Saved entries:

========

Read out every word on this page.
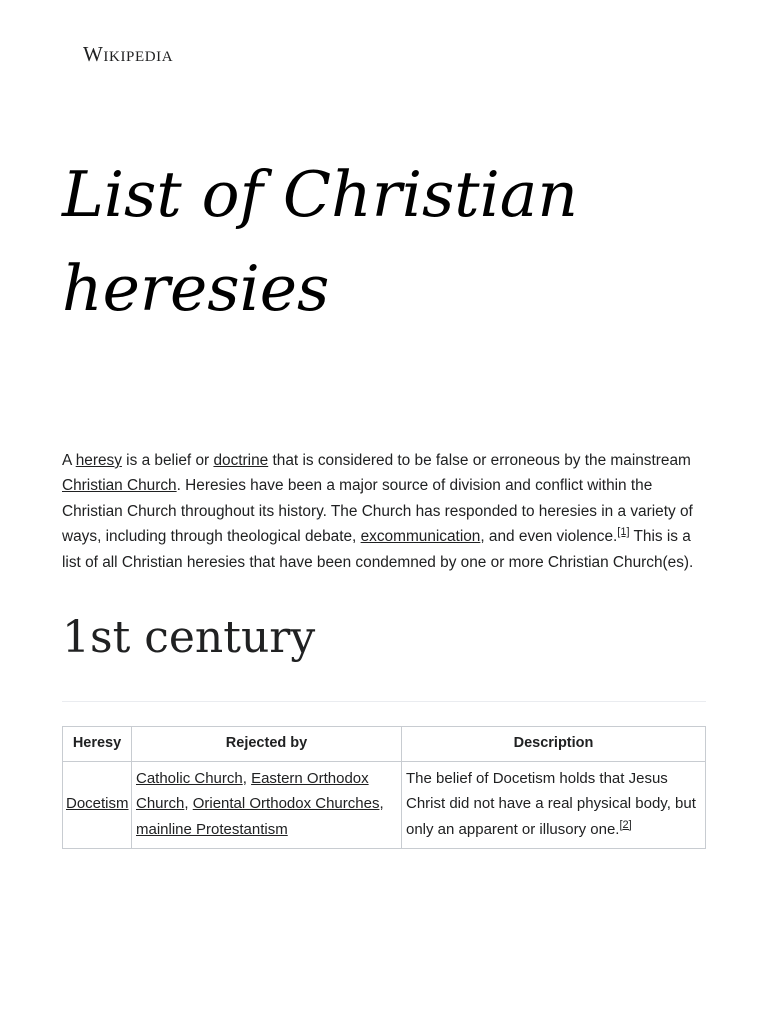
Wikipedia
List of Christian heresies

A heresy is a belief or doctrine that is considered to be false or erroneous by the mainstream Christian Church. Heresies have been a major source of division and conflict within the Christian Church throughout its history. The Church has responded to heresies in a variety of ways, including through theological debate, excommunication, and even violence.[1] This is a list of all Christian heresies that have been condemned by one or more Christian Church(es).

1st century
Heresy	Rejected by	Description
Docetism	Catholic Church, Eastern Orthodox Church, Oriental Orthodox Churches, mainline Protestantism	The belief of Docetism holds that Jesus Christ did not have a real physical body, but only an apparent or illusory one.[2]
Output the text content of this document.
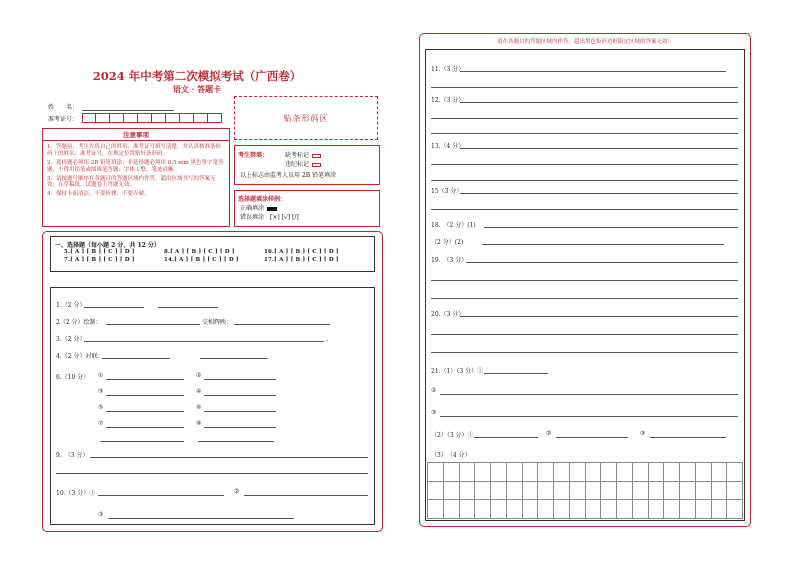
2024 年中考第二次模拟考试（广西卷）
语文 · 答题卡
姓　　名：
准考证号：	贴条形码区
注意事项

1．答题前，考生先将自己的姓名、准考证号填写清楚，并认真核准条形码上的姓名、准考证号，在规定位置贴好条形码。

2．选择题必须用 2B 铅笔填涂；非选择题必须用 0.5 mm 黑色签字笔答题，不得用铅笔或圆珠笔答题；字体工整、笔迹清晰。

3．请按题号顺序在各题目的答题区域内作答，超出区域书写的答案无效；在草稿纸、试题卷上答题无效。

4．保持卡面清洁，不要折叠、不要弄破。

考生禁填：	缺考标记
违纪标记
以上标志由监考人员用 2B 铅笔填涂
选择题填涂样例：
正确填涂
错误填涂　 [×] [√] [/]
一、选择题（每小题 2 分，共 12 分）
5.[ A ] [ B ] [ C ] [ D ]	8.[ A ] [ B ] [ C ] [ D ]	16.[ A ] [ B ] [ C ] [ D ]
7.[ A ] [ B ] [ C ] [ D ]	14.[ A ] [ B ] [ C ] [ D ]	17.[ A ] [ B ] [ C ] [ D ]
1.（2 分）
2（2 分）绘制：	交相辉映：
3.（2 分）	。
4.（2 分）对联：
6.（10 分） ①	②
③	④
⑤	⑥
⑦	⑧
9.　（3 分）
10.（3 分）①	②
③
请在各题目的答题区域内作答，超出黑色矩形边框限定区域的答案无效！
11.（3 分）
12.（3 分）
13.（4 分）
15（3 分）
18.　（2 分）(1)
（2 分）(2)
19.　（3 分）
20.（3 分）
21.（1）（3 分）①
②
③
（2）（3 分）①	②	③
（3）　（4 分）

========

Written task: Look through the entries above; copy every line holding the string "Church".

Output of the task:
A heresy is a belief or doctrine that is considered to be false or erroneous by the mainstream Christian Church. Heresies have been a major source of division and conflict within the Christian Church throughout its history. The Church has responded to heresies in a variety of ways, including through theological debate, excommunication, and even violence.[1] This is a list of all Christian heresies that have been condemned by one or more Christian Church(es).
Docetism	Catholic Church, Eastern Orthodox Church, Oriental Orthodox Churches, mainline Protestantism	The belief of Docetism holds that Jesus Christ did not have a real physical body, but only an apparent or illusory one.[2]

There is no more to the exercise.